> Supplied text
####
Wargame Thoughts and Commentary

Crafting A Wargame Battle

One of the keys to a great war-game battle, and the enjoyment of a set of rules, is the capacity for a rules design to allow both broad and subtle tweaks that not only model history, but add interest to game play.

Far too many rules sets are just flat obvious and predictable in their gameplay, and allow only limited means of distinguishing units within armies or between armies, command capabilities, and the effects of the battle environment on the units of either army.

Almost every rule set allows some sort of value placement on individual units by type, and a few bonus or penalize command, usually in some crude manner, and all games allow for terrain effects, and , of course, the sheer numbers to each side can influence the game play. These effects are usually pretty obvious (+1 or -1) and their interaction allows for little surprise. I have always had an admiration for the rules that were a bit more sophisticated, whether Maurice, FOB, Piquet, Command and Colors, Crossfire, The Columbia Block Games, or any of a number of Martin Wallace’s designs.

Die Fighting is my latest attempt to use simple general mechanics, but layered in a way that provides unique opportunities to craft the battle for excitement, surprise, and fun.

Here are some suggestions:

Start with the Turn sequence. In any design the sequencing of movements and the definition of “Turns” is critical to its play. I think DF may be the first design that allows for multiple sequencing options prior to play, and a seamless mechanism for changing the sequencing even during play. Though I recommend the rigid synchronous sequence (Both sides move in the same sequence)for the beginning DF player, it is solely to get the gamers accustomed to the game play, and NOT my recommended sequencing for general play.
####
> Items

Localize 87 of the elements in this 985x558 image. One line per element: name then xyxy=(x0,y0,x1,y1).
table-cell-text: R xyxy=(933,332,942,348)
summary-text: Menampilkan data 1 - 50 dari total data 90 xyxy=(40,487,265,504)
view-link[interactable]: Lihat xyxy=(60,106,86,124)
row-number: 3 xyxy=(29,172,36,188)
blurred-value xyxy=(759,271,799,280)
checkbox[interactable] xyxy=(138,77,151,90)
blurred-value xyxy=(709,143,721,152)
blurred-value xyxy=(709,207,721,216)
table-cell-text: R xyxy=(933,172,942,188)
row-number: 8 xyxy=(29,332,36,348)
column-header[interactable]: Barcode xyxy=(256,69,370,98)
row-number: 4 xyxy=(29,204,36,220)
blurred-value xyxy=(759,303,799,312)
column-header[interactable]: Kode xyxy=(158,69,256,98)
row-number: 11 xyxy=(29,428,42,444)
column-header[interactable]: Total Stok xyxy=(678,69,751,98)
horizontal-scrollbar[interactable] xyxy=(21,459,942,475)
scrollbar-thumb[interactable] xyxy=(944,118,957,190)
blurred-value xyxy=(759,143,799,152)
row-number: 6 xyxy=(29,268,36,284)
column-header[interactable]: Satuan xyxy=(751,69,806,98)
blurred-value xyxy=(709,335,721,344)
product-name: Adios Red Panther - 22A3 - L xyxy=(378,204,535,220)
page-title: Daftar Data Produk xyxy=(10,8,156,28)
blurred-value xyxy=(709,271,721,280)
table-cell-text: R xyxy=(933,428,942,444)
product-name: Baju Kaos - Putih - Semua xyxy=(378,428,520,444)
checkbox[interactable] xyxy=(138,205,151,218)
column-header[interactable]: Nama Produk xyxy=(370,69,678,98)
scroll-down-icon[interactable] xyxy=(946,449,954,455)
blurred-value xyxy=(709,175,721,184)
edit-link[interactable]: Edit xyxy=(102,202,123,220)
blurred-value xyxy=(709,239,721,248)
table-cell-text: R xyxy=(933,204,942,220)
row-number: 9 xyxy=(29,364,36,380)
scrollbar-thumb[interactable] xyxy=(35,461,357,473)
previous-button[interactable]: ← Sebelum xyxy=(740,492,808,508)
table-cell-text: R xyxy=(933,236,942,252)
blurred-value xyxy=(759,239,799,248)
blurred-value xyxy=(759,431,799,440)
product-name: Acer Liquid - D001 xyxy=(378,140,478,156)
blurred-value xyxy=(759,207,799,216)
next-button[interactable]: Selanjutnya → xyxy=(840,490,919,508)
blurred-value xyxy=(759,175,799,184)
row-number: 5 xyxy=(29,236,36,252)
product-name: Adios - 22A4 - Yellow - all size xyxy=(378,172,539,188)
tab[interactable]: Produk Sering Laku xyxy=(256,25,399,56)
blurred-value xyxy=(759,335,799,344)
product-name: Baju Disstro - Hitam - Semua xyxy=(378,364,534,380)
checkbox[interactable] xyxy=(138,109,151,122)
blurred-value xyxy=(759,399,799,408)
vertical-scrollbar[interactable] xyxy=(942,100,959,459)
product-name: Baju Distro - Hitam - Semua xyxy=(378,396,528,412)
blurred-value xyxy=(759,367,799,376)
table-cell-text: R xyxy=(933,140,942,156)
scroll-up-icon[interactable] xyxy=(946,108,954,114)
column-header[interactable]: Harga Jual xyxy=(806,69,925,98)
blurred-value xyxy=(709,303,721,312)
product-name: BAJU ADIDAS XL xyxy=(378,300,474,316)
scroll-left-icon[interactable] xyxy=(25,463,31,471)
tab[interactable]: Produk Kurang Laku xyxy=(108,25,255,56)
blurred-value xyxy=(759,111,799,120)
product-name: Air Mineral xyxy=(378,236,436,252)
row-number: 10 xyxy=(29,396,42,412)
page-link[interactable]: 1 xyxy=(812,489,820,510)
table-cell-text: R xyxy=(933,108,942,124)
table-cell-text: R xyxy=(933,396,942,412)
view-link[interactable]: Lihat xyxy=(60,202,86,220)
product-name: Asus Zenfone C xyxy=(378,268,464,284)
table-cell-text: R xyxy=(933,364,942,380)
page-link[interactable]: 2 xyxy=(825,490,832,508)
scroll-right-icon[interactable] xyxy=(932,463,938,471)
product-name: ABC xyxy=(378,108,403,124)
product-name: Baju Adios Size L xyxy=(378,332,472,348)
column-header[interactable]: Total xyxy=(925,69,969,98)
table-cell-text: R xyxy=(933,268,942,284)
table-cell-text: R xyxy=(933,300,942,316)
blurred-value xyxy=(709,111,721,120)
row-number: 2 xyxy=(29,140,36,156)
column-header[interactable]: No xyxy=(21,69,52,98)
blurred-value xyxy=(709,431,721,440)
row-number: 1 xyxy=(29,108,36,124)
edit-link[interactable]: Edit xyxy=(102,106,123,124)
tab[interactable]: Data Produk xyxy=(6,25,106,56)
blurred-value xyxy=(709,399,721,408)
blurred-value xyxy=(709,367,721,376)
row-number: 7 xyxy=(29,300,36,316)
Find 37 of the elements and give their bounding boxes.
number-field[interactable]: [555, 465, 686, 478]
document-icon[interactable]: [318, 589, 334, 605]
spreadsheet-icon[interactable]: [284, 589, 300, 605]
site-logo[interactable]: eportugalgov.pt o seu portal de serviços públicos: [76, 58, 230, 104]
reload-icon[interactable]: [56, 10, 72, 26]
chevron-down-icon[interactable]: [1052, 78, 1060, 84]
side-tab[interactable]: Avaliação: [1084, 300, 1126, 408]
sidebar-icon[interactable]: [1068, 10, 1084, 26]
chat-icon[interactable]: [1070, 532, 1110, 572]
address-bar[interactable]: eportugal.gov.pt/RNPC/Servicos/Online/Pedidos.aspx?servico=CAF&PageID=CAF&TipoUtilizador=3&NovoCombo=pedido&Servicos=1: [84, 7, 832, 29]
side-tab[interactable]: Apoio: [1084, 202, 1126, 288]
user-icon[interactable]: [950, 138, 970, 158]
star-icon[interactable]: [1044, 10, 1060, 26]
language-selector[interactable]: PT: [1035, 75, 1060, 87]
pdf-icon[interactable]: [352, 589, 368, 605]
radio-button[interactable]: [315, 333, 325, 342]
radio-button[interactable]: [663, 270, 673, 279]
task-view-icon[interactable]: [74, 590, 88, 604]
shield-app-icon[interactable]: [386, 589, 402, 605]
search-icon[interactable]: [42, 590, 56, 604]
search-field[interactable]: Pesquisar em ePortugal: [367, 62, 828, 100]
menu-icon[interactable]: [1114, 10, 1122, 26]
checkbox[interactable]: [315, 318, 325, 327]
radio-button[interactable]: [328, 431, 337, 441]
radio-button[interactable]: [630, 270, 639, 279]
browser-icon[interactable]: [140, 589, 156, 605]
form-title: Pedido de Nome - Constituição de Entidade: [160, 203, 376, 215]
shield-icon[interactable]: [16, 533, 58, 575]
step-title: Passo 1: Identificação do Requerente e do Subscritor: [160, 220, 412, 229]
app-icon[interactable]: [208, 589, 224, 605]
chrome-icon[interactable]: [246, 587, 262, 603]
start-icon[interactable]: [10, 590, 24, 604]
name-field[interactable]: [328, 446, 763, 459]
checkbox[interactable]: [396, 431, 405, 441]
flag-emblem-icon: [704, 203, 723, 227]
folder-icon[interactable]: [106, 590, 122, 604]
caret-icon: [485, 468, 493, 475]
####
> Tasks to carry out
a. Based on the commentary on crafting a wargame battle above, do the following statements agree with it? Answer yes or no for each, quoting the words of the text that decide it. (i) The author recommends the rigid synchronous sequence for general play. (ii) All games allow for terrain effects. (iii) Die Fighting is built on complex general mechanics.
b. In the sentence of the wargame commentary above that begins "I have always had an admiration," list every rule set or game named by its title.

> Written answers
a.
(i) No: "NOT my recommended sequencing for general play."
(ii) Yes: "all games allow for terrain effects"
(iii) No: "use simple general mechanics"

b.
Maurice
FOB
Piquet
Command and Colors
Crossfire
The Columbia Block Games